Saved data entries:
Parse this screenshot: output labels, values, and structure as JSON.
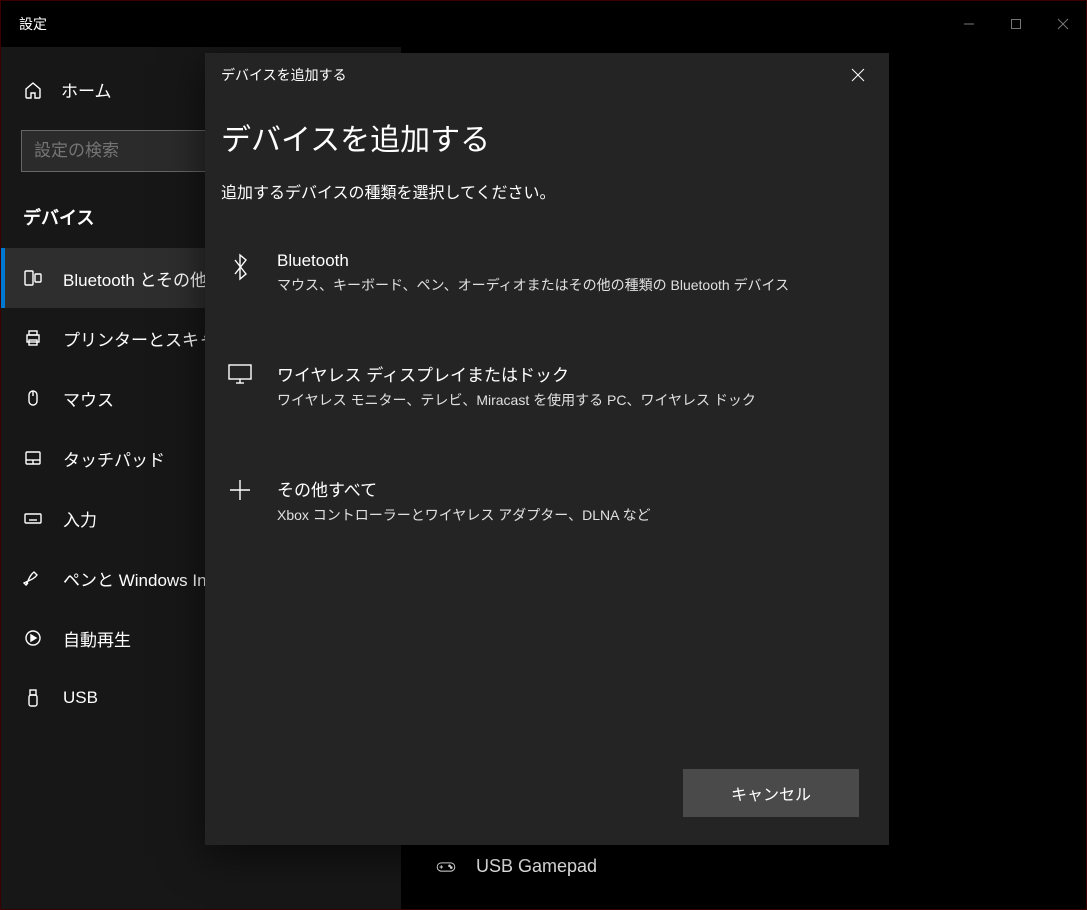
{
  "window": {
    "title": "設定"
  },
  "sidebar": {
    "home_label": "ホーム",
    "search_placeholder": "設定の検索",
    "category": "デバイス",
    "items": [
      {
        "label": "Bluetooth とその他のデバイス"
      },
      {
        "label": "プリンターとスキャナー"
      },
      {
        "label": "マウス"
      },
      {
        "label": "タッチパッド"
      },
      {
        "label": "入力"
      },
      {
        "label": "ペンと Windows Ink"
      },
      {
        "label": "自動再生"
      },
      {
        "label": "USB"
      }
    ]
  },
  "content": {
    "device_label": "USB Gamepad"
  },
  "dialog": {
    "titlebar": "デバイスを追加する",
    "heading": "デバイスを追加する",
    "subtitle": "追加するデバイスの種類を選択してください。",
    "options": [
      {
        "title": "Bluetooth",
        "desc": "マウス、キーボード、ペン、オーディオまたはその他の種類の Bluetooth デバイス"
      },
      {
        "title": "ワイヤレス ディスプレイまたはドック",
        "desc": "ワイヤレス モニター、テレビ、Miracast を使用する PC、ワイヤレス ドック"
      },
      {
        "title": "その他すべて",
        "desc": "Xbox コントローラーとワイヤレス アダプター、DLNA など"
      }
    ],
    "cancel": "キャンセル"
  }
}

==

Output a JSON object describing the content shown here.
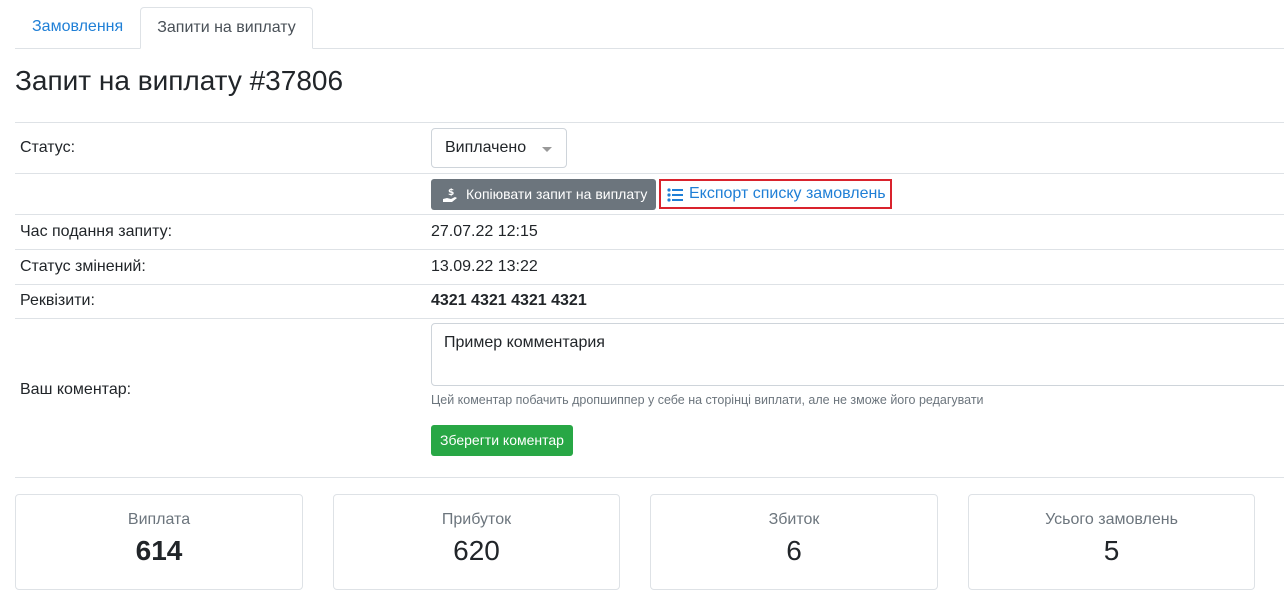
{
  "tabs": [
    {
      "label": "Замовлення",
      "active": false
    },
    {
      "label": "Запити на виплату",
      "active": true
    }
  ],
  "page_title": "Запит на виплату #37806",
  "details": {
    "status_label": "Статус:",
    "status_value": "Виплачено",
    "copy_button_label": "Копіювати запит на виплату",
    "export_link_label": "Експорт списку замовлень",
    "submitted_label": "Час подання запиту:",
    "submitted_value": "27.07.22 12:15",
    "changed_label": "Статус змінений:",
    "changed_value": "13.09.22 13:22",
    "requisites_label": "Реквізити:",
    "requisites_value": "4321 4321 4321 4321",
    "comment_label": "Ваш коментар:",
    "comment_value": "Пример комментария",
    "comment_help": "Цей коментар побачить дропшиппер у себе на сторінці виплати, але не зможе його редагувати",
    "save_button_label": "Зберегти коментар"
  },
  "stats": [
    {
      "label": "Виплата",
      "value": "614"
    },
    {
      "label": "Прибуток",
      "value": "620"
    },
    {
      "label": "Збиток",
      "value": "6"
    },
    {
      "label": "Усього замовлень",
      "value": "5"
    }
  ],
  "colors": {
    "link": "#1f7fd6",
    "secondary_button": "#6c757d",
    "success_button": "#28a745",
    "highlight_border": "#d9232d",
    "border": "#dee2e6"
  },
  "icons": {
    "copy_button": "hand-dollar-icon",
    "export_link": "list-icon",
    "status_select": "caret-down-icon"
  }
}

---

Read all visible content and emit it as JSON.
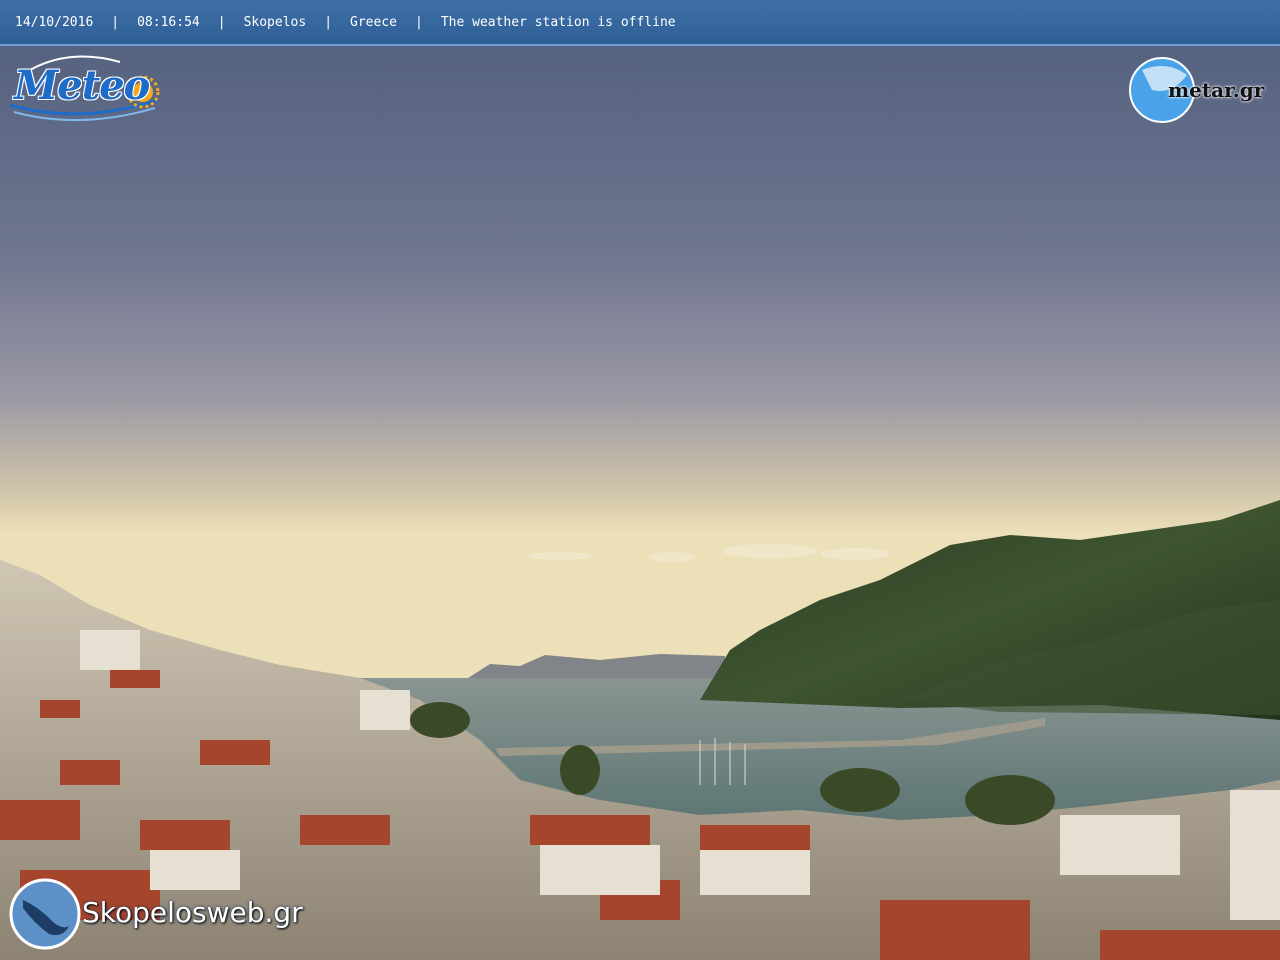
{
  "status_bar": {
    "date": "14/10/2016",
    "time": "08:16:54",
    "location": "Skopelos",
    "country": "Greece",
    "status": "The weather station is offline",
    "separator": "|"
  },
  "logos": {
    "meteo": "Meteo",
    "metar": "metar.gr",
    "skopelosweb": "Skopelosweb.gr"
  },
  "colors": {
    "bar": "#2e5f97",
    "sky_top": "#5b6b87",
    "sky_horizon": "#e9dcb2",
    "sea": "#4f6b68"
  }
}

> WORK REQUIRED
Scan the material above for the string "замовлень" and return the lines that hold it.

> RESULT
    "export_link_label": "Експорт списку замовлень",
      "label": "Усього замовлень",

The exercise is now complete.